__Stated task__:
Write every record out again exactly as given.

-.-.-

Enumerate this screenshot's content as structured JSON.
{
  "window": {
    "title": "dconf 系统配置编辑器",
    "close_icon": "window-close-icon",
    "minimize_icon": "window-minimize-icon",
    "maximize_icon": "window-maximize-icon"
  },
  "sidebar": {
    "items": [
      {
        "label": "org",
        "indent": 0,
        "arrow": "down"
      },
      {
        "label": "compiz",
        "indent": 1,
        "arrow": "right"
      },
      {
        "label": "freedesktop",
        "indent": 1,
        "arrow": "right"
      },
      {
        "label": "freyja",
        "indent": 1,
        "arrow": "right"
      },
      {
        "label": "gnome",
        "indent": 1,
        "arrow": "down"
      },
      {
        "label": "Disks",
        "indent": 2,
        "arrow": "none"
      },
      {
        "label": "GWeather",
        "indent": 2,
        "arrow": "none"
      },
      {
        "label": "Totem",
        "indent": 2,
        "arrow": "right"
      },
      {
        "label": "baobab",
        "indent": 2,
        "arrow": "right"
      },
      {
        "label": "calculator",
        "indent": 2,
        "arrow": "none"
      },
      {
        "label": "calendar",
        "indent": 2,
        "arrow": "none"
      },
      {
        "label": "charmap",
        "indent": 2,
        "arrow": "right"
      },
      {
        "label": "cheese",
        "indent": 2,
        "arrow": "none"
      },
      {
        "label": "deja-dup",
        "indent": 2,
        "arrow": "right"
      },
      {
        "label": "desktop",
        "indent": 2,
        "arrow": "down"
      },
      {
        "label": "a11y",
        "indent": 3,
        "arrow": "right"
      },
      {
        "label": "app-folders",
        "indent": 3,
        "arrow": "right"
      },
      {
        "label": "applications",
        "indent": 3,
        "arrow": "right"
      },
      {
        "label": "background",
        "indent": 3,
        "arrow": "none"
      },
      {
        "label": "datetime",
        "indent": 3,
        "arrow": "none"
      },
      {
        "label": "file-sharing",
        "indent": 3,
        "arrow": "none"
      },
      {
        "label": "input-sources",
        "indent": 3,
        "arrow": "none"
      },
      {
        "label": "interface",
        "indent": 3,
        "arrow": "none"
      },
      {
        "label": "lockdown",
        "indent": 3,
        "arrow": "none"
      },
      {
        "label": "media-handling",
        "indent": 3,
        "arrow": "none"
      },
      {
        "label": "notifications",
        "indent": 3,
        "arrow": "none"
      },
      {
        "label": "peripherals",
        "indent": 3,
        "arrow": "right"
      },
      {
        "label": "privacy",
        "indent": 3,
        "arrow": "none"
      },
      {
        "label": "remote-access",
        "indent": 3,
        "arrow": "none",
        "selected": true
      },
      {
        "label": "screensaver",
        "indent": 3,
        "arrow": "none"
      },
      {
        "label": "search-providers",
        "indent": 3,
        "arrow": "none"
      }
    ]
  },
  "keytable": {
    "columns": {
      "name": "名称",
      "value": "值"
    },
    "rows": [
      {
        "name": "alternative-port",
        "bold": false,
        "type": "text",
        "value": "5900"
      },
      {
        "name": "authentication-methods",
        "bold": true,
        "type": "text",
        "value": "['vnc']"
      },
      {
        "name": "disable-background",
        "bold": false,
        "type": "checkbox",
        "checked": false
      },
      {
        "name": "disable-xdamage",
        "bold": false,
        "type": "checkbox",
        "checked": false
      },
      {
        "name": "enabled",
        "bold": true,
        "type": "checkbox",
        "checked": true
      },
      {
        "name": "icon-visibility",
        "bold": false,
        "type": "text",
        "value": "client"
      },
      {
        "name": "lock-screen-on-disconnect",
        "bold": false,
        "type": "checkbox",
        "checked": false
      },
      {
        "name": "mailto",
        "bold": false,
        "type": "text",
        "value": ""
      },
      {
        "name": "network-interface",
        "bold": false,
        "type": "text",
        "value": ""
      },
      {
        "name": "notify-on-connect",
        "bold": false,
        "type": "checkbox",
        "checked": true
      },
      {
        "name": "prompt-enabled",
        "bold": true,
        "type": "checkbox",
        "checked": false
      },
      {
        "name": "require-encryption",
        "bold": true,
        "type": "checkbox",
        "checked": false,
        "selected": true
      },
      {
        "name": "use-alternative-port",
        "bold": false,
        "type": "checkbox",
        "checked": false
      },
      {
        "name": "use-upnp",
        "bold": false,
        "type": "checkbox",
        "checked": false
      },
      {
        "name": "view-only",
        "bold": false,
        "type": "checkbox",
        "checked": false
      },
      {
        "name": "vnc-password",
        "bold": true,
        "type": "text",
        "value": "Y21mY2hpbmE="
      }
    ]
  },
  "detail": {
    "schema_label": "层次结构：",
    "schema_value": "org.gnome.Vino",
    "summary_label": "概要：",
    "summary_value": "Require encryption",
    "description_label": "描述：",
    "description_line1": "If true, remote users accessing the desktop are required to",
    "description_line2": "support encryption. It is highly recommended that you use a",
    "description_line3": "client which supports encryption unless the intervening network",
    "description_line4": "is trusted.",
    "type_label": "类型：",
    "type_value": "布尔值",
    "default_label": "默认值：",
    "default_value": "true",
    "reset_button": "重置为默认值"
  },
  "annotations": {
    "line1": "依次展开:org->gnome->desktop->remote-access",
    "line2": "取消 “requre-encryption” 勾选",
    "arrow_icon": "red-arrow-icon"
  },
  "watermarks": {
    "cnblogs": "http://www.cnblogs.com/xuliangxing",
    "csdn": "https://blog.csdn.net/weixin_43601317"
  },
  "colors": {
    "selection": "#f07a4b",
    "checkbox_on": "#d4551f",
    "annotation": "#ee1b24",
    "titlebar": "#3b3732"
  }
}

-.-.-

__Solution__:
Enumerate this screenshot's content as structured JSON.
{
  "window": {
    "title": "dconf 系统配置编辑器",
    "close_icon": "window-close-icon",
    "minimize_icon": "window-minimize-icon",
    "maximize_icon": "window-maximize-icon"
  },
  "sidebar": {
    "items": [
      {
        "label": "org",
        "indent": 0,
        "arrow": "down"
      },
      {
        "label": "compiz",
        "indent": 1,
        "arrow": "right"
      },
      {
        "label": "freedesktop",
        "indent": 1,
        "arrow": "right"
      },
      {
        "label": "freyja",
        "indent": 1,
        "arrow": "right"
      },
      {
        "label": "gnome",
        "indent": 1,
        "arrow": "down"
      },
      {
        "label": "Disks",
        "indent": 2,
        "arrow": "none"
      },
      {
        "label": "GWeather",
        "indent": 2,
        "arrow": "none"
      },
      {
        "label": "Totem",
        "indent": 2,
        "arrow": "right"
      },
      {
        "label": "baobab",
        "indent": 2,
        "arrow": "right"
      },
      {
        "label": "calculator",
        "indent": 2,
        "arrow": "none"
      },
      {
        "label": "calendar",
        "indent": 2,
        "arrow": "none"
      },
      {
        "label": "charmap",
        "indent": 2,
        "arrow": "right"
      },
      {
        "label": "cheese",
        "indent": 2,
        "arrow": "none"
      },
      {
        "label": "deja-dup",
        "indent": 2,
        "arrow": "right"
      },
      {
        "label": "desktop",
        "indent": 2,
        "arrow": "down"
      },
      {
        "label": "a11y",
        "indent": 3,
        "arrow": "right"
      },
      {
        "label": "app-folders",
        "indent": 3,
        "arrow": "right"
      },
      {
        "label": "applications",
        "indent": 3,
        "arrow": "right"
      },
      {
        "label": "background",
        "indent": 3,
        "arrow": "none"
      },
      {
        "label": "datetime",
        "indent": 3,
        "arrow": "none"
      },
      {
        "label": "file-sharing",
        "indent": 3,
        "arrow": "none"
      },
      {
        "label": "input-sources",
        "indent": 3,
        "arrow": "none"
      },
      {
        "label": "interface",
        "indent": 3,
        "arrow": "none"
      },
      {
        "label": "lockdown",
        "indent": 3,
        "arrow": "none"
      },
      {
        "label": "media-handling",
        "indent": 3,
        "arrow": "none"
      },
      {
        "label": "notifications",
        "indent": 3,
        "arrow": "none"
      },
      {
        "label": "peripherals",
        "indent": 3,
        "arrow": "right"
      },
      {
        "label": "privacy",
        "indent": 3,
        "arrow": "none"
      },
      {
        "label": "remote-access",
        "indent": 3,
        "arrow": "none",
        "selected": true
      },
      {
        "label": "screensaver",
        "indent": 3,
        "arrow": "none"
      },
      {
        "label": "search-providers",
        "indent": 3,
        "arrow": "none"
      }
    ]
  },
  "keytable": {
    "columns": {
      "name": "名称",
      "value": "值"
    },
    "rows": [
      {
        "name": "alternative-port",
        "bold": false,
        "type": "text",
        "value": "5900"
      },
      {
        "name": "authentication-methods",
        "bold": true,
        "type": "text",
        "value": "['vnc']"
      },
      {
        "name": "disable-background",
        "bold": false,
        "type": "checkbox",
        "checked": false
      },
      {
        "name": "disable-xdamage",
        "bold": false,
        "type": "checkbox",
        "checked": false
      },
      {
        "name": "enabled",
        "bold": true,
        "type": "checkbox",
        "checked": true
      },
      {
        "name": "icon-visibility",
        "bold": false,
        "type": "text",
        "value": "client"
      },
      {
        "name": "lock-screen-on-disconnect",
        "bold": false,
        "type": "checkbox",
        "checked": false
      },
      {
        "name": "mailto",
        "bold": false,
        "type": "text",
        "value": ""
      },
      {
        "name": "network-interface",
        "bold": false,
        "type": "text",
        "value": ""
      },
      {
        "name": "notify-on-connect",
        "bold": false,
        "type": "checkbox",
        "checked": true
      },
      {
        "name": "prompt-enabled",
        "bold": true,
        "type": "checkbox",
        "checked": false
      },
      {
        "name": "require-encryption",
        "bold": true,
        "type": "checkbox",
        "checked": false,
        "selected": true
      },
      {
        "name": "use-alternative-port",
        "bold": false,
        "type": "checkbox",
        "checked": false
      },
      {
        "name": "use-upnp",
        "bold": false,
        "type": "checkbox",
        "checked": false
      },
      {
        "name": "view-only",
        "bold": false,
        "type": "checkbox",
        "checked": false
      },
      {
        "name": "vnc-password",
        "bold": true,
        "type": "text",
        "value": "Y21mY2hpbmE="
      }
    ]
  },
  "detail": {
    "schema_label": "层次结构：",
    "schema_value": "org.gnome.Vino",
    "summary_label": "概要：",
    "summary_value": "Require encryption",
    "description_label": "描述：",
    "description_line1": "If true, remote users accessing the desktop are required to",
    "description_line2": "support encryption. It is highly recommended that you use a",
    "description_line3": "client which supports encryption unless the intervening network",
    "description_line4": "is trusted.",
    "type_label": "类型：",
    "type_value": "布尔值",
    "default_label": "默认值：",
    "default_value": "true",
    "reset_button": "重置为默认值"
  },
  "annotations": {
    "line1": "依次展开:org->gnome->desktop->remote-access",
    "line2": "取消 “requre-encryption” 勾选",
    "arrow_icon": "red-arrow-icon"
  },
  "watermarks": {
    "cnblogs": "http://www.cnblogs.com/xuliangxing",
    "csdn": "https://blog.csdn.net/weixin_43601317"
  },
  "colors": {
    "selection": "#f07a4b",
    "checkbox_on": "#d4551f",
    "annotation": "#ee1b24",
    "titlebar": "#3b3732"
  }
}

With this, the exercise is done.